[Text block]
# Planks of Wood



## MonsterEnergy (14 Mar 2020)

What Plywood would you use for the middle part of a kicker ramp?
And what thickness would be the best.
Sam pilgrim builds one, and he uses 12mm Thickness Plywood for the middle, but would you go for Hardwood, or Softwood?


----------



## Spiderweb (14 Mar 2020)

https://www.gmbn.com/video/how-to-b...ni-kicker-blake-builds-a-portable-wooden-jump


----------



## MonsterEnergy (14 Mar 2020)

Spiderweb said:


> https://www.gmbn.com/video/how-to-b...ni-kicker-blake-builds-a-portable-wooden-jump


Can't watch this right now, but what are the dimensions of his ramp?


----------



## Spiderweb (14 Mar 2020)

MonsterEnergy said:


> Can't watch this right now, but what are the dimensions of his ramp?


I haven’t got time to watch the whole video but it looks roughly 1200mm x 600mm.

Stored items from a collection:
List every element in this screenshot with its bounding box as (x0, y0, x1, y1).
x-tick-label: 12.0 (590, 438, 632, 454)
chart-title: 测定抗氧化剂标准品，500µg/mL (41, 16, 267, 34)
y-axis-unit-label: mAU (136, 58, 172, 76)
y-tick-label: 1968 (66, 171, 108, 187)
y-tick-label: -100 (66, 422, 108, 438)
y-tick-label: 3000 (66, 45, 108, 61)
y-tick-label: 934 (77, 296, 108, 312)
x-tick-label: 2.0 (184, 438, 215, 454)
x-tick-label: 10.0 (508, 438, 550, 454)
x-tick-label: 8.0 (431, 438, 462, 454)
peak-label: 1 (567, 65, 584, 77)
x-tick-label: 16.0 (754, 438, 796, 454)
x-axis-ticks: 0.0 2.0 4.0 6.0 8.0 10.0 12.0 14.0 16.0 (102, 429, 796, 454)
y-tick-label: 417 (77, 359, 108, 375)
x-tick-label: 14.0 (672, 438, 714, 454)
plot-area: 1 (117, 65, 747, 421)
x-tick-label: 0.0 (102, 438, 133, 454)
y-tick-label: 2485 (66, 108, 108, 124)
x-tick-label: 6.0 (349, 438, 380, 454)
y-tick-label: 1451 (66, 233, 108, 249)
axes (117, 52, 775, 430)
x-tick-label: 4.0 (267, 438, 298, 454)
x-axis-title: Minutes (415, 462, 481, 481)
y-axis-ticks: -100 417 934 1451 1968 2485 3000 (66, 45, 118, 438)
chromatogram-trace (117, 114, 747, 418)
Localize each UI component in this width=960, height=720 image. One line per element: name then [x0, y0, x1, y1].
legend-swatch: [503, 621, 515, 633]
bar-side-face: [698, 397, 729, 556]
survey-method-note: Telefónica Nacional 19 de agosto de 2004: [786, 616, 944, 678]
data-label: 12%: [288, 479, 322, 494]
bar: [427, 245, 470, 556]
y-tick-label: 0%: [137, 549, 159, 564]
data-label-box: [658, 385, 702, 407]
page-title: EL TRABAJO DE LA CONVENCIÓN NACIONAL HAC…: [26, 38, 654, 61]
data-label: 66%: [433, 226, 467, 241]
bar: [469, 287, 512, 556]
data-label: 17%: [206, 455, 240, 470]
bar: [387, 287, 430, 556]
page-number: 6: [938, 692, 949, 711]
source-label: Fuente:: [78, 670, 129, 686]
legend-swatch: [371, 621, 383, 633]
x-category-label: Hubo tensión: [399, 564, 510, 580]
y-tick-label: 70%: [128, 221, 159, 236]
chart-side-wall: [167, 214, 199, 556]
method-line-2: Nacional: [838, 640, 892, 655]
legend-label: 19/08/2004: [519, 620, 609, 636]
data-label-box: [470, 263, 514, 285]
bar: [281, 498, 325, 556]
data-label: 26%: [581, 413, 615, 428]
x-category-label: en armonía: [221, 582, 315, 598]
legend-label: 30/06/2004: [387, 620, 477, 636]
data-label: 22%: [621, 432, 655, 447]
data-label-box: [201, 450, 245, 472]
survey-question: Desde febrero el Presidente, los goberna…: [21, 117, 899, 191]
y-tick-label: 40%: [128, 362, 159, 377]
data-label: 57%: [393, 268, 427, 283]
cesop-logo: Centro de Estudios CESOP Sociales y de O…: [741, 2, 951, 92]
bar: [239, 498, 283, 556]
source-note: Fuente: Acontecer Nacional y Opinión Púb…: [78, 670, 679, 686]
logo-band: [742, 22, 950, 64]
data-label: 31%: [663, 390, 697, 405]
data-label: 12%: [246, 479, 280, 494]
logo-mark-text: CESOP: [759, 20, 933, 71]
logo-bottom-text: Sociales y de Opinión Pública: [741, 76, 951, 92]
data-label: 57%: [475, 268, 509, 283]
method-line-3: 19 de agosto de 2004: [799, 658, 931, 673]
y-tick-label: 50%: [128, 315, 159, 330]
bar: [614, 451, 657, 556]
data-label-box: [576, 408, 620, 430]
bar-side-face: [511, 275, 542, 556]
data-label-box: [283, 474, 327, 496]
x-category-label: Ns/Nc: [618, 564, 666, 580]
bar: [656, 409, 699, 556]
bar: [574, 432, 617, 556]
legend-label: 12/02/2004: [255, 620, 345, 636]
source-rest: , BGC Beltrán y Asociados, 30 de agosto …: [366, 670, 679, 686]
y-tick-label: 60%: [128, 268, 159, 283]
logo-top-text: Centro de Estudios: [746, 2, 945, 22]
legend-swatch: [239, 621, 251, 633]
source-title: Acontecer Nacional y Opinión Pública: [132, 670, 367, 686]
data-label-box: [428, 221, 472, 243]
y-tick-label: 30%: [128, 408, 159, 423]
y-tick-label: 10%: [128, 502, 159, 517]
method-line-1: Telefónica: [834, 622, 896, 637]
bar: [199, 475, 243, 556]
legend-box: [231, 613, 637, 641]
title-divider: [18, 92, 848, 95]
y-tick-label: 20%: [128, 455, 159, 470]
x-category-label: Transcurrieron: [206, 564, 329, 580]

[Short task]
Using the forum thread above about plywood for a kicker ramp, decide whether each statement agrees with it: (a) Sam Pilgrim uses 12mm plywood for the middle of his ramp. (b) MonsterEnergy watched the linked video before asking about the ramp's dimensions. (c) Spiderweb puts the ramp at roughly 1200mm x 600mm. Answer yes or no for each and quote the words of the thread that decide it.

[Response to this task]
(a) Yes: "he uses 12mm Thickness Plywood for the middle"
(b) No: "Can't watch this right now"
(c) Yes: "it looks roughly 1200mm x 600mm"